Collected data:
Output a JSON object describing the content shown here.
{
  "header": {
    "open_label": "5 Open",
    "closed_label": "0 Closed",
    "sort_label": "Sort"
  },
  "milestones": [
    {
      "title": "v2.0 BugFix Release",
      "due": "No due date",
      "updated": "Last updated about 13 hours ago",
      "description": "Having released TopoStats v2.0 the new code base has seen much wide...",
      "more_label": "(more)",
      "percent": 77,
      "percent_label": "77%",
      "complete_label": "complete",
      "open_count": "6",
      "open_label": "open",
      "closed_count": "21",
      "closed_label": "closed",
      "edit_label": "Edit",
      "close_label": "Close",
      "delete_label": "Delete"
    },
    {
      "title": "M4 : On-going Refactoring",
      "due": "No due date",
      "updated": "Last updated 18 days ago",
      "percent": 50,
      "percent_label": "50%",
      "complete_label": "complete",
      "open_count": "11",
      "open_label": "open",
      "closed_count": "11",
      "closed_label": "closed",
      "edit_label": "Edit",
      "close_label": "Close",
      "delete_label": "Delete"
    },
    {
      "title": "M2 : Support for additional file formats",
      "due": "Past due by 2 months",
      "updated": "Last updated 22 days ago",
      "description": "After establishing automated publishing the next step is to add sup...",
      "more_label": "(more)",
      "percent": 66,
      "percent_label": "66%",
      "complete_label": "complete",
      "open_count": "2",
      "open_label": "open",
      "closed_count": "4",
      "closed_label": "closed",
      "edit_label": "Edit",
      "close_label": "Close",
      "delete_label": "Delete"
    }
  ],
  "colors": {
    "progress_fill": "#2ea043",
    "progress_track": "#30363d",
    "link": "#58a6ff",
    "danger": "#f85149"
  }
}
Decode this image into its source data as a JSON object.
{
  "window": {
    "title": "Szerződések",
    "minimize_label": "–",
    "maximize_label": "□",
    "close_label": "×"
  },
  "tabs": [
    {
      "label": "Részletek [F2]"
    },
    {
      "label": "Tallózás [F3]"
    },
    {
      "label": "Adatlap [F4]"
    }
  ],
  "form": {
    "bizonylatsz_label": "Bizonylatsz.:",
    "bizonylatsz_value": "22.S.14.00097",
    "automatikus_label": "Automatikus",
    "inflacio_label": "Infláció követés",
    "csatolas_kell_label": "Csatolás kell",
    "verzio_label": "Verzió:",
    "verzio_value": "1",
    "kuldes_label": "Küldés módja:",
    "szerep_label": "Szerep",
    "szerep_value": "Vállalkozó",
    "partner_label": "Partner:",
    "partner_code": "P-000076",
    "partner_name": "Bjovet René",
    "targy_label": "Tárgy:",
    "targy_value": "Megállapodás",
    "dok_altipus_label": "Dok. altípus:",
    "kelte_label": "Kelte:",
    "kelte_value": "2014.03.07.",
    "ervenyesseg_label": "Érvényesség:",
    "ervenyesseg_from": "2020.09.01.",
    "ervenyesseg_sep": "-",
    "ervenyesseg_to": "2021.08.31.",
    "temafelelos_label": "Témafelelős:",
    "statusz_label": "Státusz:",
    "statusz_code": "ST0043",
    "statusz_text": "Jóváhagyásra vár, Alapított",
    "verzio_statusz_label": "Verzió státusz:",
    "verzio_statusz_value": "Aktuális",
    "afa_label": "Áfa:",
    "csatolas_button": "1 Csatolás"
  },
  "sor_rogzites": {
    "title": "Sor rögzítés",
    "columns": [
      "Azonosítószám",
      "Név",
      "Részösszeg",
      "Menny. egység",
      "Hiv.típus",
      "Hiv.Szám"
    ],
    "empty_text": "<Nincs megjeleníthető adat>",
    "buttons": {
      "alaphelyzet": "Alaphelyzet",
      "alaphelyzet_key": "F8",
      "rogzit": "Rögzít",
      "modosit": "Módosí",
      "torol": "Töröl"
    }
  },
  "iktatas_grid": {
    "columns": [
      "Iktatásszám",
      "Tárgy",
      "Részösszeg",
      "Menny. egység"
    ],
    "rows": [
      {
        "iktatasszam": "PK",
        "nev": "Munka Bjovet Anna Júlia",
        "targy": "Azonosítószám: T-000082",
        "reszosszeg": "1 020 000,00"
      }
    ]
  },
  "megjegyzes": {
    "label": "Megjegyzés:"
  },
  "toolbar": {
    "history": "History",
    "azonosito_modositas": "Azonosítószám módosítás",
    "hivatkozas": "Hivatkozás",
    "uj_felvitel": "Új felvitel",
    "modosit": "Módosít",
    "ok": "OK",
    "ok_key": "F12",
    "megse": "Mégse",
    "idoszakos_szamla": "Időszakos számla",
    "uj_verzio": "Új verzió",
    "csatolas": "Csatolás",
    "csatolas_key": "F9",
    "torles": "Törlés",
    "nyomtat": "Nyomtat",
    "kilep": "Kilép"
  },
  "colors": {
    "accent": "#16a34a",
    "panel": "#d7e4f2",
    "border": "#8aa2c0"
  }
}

* [DIRECTIONS]: Locate the string "description" in the listing above and copy every line where it occurs.

* [CORRECT RESPONSE]:
      "description": "Having released TopoStats v2.0 the new code base has seen much wide...",
      "description": "After establishing automated publishing the next step is to add sup...",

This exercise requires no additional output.